[Aim of the exercise]
Report how many lines contain "Tmax". The answer is a single number.
···
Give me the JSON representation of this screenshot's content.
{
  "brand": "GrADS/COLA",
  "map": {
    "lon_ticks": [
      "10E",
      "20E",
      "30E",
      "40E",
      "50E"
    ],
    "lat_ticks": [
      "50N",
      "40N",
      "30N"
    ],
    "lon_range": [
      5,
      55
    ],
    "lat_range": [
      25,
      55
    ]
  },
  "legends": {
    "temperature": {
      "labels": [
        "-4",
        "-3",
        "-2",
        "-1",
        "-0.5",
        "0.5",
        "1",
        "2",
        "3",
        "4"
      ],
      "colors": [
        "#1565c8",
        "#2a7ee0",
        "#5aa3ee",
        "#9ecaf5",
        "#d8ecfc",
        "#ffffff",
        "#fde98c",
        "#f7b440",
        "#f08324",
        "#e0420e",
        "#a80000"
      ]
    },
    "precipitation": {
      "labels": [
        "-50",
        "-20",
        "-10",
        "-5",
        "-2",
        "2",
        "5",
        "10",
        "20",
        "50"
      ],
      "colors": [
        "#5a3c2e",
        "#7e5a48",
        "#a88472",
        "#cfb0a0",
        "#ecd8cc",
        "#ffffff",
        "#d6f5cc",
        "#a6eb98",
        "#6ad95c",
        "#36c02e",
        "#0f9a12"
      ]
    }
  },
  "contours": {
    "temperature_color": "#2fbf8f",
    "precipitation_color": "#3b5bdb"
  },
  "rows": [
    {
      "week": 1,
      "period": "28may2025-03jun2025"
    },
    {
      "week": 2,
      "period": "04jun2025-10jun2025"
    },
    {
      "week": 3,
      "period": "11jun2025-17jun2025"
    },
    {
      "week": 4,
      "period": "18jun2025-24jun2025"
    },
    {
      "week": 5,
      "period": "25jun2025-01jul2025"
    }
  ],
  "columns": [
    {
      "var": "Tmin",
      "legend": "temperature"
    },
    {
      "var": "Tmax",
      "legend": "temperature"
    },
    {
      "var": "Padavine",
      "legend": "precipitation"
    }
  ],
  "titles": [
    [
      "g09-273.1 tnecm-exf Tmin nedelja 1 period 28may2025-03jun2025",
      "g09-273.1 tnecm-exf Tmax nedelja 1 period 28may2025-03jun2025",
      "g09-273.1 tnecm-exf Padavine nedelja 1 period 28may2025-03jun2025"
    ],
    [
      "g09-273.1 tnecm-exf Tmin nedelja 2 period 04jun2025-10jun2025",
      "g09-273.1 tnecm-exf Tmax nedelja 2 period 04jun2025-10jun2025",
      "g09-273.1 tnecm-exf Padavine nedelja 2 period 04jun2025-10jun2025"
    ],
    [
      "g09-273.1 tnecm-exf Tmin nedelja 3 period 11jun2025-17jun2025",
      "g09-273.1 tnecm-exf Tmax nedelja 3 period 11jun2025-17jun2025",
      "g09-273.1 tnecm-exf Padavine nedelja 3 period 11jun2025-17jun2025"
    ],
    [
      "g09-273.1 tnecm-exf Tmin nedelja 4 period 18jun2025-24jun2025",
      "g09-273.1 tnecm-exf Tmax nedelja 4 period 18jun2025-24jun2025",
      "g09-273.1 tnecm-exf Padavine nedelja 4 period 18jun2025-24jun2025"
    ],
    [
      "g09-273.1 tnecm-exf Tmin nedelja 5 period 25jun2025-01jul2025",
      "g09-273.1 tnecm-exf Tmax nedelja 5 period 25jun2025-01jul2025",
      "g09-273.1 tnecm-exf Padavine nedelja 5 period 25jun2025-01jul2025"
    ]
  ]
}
···
[Reply to the exercise]
6